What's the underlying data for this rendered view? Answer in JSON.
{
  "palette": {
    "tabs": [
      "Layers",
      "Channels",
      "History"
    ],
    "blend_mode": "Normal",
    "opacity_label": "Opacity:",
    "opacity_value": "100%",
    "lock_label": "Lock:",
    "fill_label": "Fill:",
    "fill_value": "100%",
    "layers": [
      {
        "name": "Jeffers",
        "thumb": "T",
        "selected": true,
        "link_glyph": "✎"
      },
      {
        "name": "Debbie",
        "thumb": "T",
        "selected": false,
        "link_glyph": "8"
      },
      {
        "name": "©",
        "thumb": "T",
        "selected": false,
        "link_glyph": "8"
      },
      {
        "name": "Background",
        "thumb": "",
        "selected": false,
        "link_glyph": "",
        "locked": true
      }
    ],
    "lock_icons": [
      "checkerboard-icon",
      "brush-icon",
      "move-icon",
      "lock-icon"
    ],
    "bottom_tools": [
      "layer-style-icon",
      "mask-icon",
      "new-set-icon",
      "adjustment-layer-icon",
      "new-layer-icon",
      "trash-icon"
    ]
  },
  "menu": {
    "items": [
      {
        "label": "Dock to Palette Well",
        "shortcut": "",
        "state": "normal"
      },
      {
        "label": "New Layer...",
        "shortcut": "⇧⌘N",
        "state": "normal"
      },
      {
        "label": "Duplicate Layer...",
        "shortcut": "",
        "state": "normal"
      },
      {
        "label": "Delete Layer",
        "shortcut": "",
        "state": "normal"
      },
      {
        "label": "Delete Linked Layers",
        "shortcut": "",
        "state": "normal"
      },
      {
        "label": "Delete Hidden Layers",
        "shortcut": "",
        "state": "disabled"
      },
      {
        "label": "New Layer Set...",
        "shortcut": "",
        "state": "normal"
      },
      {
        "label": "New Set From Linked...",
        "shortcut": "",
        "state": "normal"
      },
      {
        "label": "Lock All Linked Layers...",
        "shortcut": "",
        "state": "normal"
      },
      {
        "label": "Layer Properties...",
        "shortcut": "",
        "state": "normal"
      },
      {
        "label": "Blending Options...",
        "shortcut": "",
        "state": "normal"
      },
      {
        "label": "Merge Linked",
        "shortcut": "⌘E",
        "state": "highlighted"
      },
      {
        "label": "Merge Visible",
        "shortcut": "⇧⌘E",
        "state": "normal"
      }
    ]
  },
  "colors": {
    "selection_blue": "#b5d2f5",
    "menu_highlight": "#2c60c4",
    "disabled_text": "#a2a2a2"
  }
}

=====

■ **TASK BRIEF**: Exact copies of all the records are required.

■ **ANSWER TO THE PROBLEM**:
What's the underlying data for this rendered view? Answer in JSON.
{
  "palette": {
    "tabs": [
      "Layers",
      "Channels",
      "History"
    ],
    "blend_mode": "Normal",
    "opacity_label": "Opacity:",
    "opacity_value": "100%",
    "lock_label": "Lock:",
    "fill_label": "Fill:",
    "fill_value": "100%",
    "layers": [
      {
        "name": "Jeffers",
        "thumb": "T",
        "selected": true,
        "link_glyph": "✎"
      },
      {
        "name": "Debbie",
        "thumb": "T",
        "selected": false,
        "link_glyph": "8"
      },
      {
        "name": "©",
        "thumb": "T",
        "selected": false,
        "link_glyph": "8"
      },
      {
        "name": "Background",
        "thumb": "",
        "selected": false,
        "link_glyph": "",
        "locked": true
      }
    ],
    "lock_icons": [
      "checkerboard-icon",
      "brush-icon",
      "move-icon",
      "lock-icon"
    ],
    "bottom_tools": [
      "layer-style-icon",
      "mask-icon",
      "new-set-icon",
      "adjustment-layer-icon",
      "new-layer-icon",
      "trash-icon"
    ]
  },
  "menu": {
    "items": [
      {
        "label": "Dock to Palette Well",
        "shortcut": "",
        "state": "normal"
      },
      {
        "label": "New Layer...",
        "shortcut": "⇧⌘N",
        "state": "normal"
      },
      {
        "label": "Duplicate Layer...",
        "shortcut": "",
        "state": "normal"
      },
      {
        "label": "Delete Layer",
        "shortcut": "",
        "state": "normal"
      },
      {
        "label": "Delete Linked Layers",
        "shortcut": "",
        "state": "normal"
      },
      {
        "label": "Delete Hidden Layers",
        "shortcut": "",
        "state": "disabled"
      },
      {
        "label": "New Layer Set...",
        "shortcut": "",
        "state": "normal"
      },
      {
        "label": "New Set From Linked...",
        "shortcut": "",
        "state": "normal"
      },
      {
        "label": "Lock All Linked Layers...",
        "shortcut": "",
        "state": "normal"
      },
      {
        "label": "Layer Properties...",
        "shortcut": "",
        "state": "normal"
      },
      {
        "label": "Blending Options...",
        "shortcut": "",
        "state": "normal"
      },
      {
        "label": "Merge Linked",
        "shortcut": "⌘E",
        "state": "highlighted"
      },
      {
        "label": "Merge Visible",
        "shortcut": "⇧⌘E",
        "state": "normal"
      }
    ]
  },
  "colors": {
    "selection_blue": "#b5d2f5",
    "menu_highlight": "#2c60c4",
    "disabled_text": "#a2a2a2"
  }
}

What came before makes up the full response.